• [EXERCISE GOAL] Repeat the data word for word. Do not include the pictures.

::::::

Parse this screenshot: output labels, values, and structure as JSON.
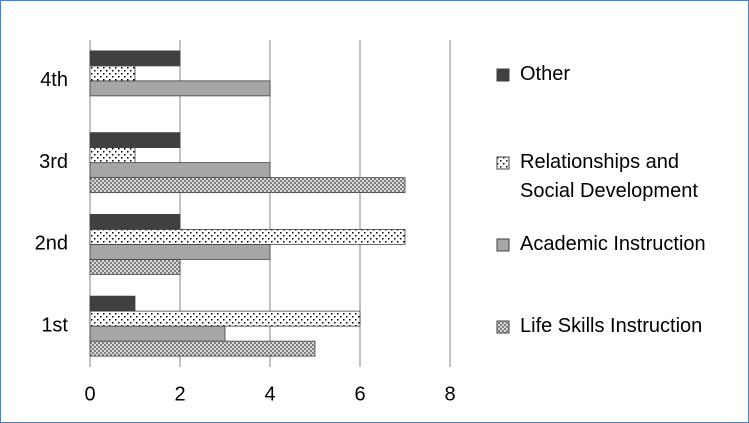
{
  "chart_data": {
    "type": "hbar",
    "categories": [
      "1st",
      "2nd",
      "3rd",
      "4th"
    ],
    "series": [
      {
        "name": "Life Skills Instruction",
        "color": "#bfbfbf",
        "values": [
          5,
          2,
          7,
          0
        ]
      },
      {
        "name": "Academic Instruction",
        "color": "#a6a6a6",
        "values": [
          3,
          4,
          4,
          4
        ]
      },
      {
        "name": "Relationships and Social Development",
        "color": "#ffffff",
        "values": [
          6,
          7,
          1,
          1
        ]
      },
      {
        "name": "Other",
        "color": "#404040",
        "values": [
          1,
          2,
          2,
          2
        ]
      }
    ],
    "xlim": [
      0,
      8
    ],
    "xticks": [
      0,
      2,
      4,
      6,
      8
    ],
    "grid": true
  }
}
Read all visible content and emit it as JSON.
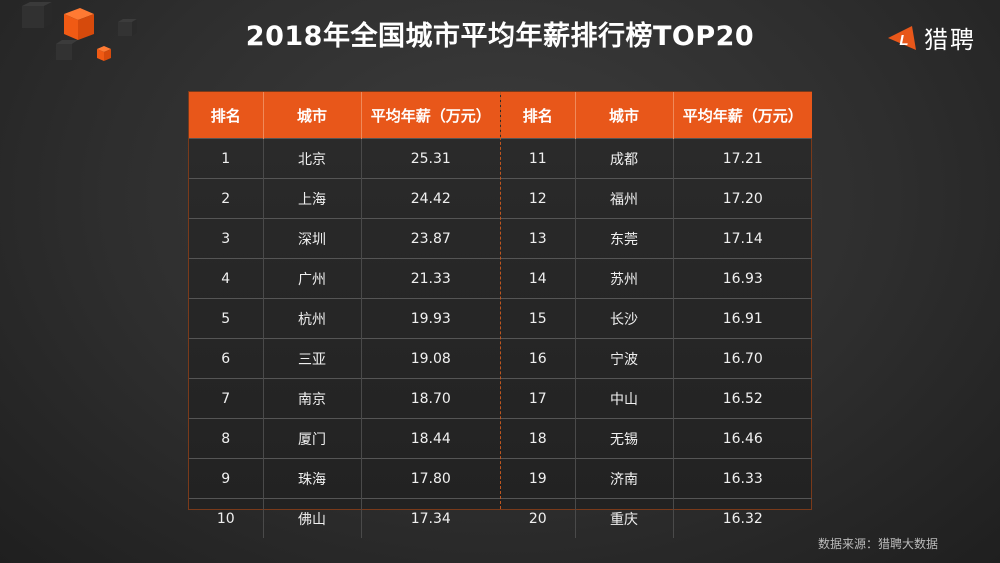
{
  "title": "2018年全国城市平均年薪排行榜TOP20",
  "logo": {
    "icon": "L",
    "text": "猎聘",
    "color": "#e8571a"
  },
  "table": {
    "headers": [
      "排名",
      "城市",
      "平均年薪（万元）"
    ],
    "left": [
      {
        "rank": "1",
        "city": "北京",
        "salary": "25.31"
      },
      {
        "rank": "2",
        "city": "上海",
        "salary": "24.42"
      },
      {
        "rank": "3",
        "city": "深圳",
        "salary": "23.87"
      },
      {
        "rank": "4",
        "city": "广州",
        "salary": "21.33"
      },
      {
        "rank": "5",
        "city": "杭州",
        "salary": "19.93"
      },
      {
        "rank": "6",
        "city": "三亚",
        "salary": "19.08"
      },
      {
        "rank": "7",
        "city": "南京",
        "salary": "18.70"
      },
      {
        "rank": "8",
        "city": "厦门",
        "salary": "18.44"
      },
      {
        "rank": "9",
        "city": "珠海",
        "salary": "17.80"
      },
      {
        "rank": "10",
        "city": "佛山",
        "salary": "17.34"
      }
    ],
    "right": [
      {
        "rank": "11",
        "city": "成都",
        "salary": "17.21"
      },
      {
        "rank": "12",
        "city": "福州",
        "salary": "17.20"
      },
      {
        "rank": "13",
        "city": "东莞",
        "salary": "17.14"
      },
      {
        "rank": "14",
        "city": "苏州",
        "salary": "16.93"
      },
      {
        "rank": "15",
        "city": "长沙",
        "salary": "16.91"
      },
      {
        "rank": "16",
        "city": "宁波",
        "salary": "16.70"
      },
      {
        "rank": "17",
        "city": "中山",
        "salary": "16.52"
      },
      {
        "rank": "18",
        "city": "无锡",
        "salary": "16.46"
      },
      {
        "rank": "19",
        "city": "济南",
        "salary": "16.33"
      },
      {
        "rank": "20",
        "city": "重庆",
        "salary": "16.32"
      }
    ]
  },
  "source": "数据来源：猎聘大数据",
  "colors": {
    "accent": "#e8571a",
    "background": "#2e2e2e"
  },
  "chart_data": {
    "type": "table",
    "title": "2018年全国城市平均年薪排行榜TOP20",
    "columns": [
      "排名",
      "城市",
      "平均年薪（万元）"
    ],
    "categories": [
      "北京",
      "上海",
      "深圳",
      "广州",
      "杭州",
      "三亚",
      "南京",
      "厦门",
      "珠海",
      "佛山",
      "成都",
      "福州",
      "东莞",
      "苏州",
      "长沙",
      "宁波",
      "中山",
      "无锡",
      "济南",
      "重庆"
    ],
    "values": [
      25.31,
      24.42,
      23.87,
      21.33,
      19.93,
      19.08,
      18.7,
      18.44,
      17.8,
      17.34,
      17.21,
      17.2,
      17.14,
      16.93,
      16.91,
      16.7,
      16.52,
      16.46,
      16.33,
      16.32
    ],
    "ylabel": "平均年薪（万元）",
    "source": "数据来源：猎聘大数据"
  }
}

::::::

• [FULL SOLUTION]
Parse this screenshot: output labels, values, and structure as JSON.
{
  "chart_data": {
    "type": "hbar",
    "categories": [
      "1st",
      "2nd",
      "3rd",
      "4th"
    ],
    "series": [
      {
        "name": "Life Skills Instruction",
        "color": "#bfbfbf",
        "values": [
          5,
          2,
          7,
          0
        ]
      },
      {
        "name": "Academic Instruction",
        "color": "#a6a6a6",
        "values": [
          3,
          4,
          4,
          4
        ]
      },
      {
        "name": "Relationships and Social Development",
        "color": "#ffffff",
        "values": [
          6,
          7,
          1,
          1
        ]
      },
      {
        "name": "Other",
        "color": "#404040",
        "values": [
          1,
          2,
          2,
          2
        ]
      }
    ],
    "xlim": [
      0,
      8
    ],
    "xticks": [
      0,
      2,
      4,
      6,
      8
    ],
    "grid": true
  }
}
Read all visible content and emit it as JSON.
{
  "title": "2018年全国城市平均年薪排行榜TOP20",
  "logo": {
    "icon": "L",
    "text": "猎聘",
    "color": "#e8571a"
  },
  "table": {
    "headers": [
      "排名",
      "城市",
      "平均年薪（万元）"
    ],
    "left": [
      {
        "rank": "1",
        "city": "北京",
        "salary": "25.31"
      },
      {
        "rank": "2",
        "city": "上海",
        "salary": "24.42"
      },
      {
        "rank": "3",
        "city": "深圳",
        "salary": "23.87"
      },
      {
        "rank": "4",
        "city": "广州",
        "salary": "21.33"
      },
      {
        "rank": "5",
        "city": "杭州",
        "salary": "19.93"
      },
      {
        "rank": "6",
        "city": "三亚",
        "salary": "19.08"
      },
      {
        "rank": "7",
        "city": "南京",
        "salary": "18.70"
      },
      {
        "rank": "8",
        "city": "厦门",
        "salary": "18.44"
      },
      {
        "rank": "9",
        "city": "珠海",
        "salary": "17.80"
      },
      {
        "rank": "10",
        "city": "佛山",
        "salary": "17.34"
      }
    ],
    "right": [
      {
        "rank": "11",
        "city": "成都",
        "salary": "17.21"
      },
      {
        "rank": "12",
        "city": "福州",
        "salary": "17.20"
      },
      {
        "rank": "13",
        "city": "东莞",
        "salary": "17.14"
      },
      {
        "rank": "14",
        "city": "苏州",
        "salary": "16.93"
      },
      {
        "rank": "15",
        "city": "长沙",
        "salary": "16.91"
      },
      {
        "rank": "16",
        "city": "宁波",
        "salary": "16.70"
      },
      {
        "rank": "17",
        "city": "中山",
        "salary": "16.52"
      },
      {
        "rank": "18",
        "city": "无锡",
        "salary": "16.46"
      },
      {
        "rank": "19",
        "city": "济南",
        "salary": "16.33"
      },
      {
        "rank": "20",
        "city": "重庆",
        "salary": "16.32"
      }
    ]
  },
  "source": "数据来源：猎聘大数据",
  "colors": {
    "accent": "#e8571a",
    "background": "#2e2e2e"
  },
  "chart_data": {
    "type": "table",
    "title": "2018年全国城市平均年薪排行榜TOP20",
    "columns": [
      "排名",
      "城市",
      "平均年薪（万元）"
    ],
    "categories": [
      "北京",
      "上海",
      "深圳",
      "广州",
      "杭州",
      "三亚",
      "南京",
      "厦门",
      "珠海",
      "佛山",
      "成都",
      "福州",
      "东莞",
      "苏州",
      "长沙",
      "宁波",
      "中山",
      "无锡",
      "济南",
      "重庆"
    ],
    "values": [
      25.31,
      24.42,
      23.87,
      21.33,
      19.93,
      19.08,
      18.7,
      18.44,
      17.8,
      17.34,
      17.21,
      17.2,
      17.14,
      16.93,
      16.91,
      16.7,
      16.52,
      16.46,
      16.33,
      16.32
    ],
    "ylabel": "平均年薪（万元）",
    "source": "数据来源：猎聘大数据"
  }
}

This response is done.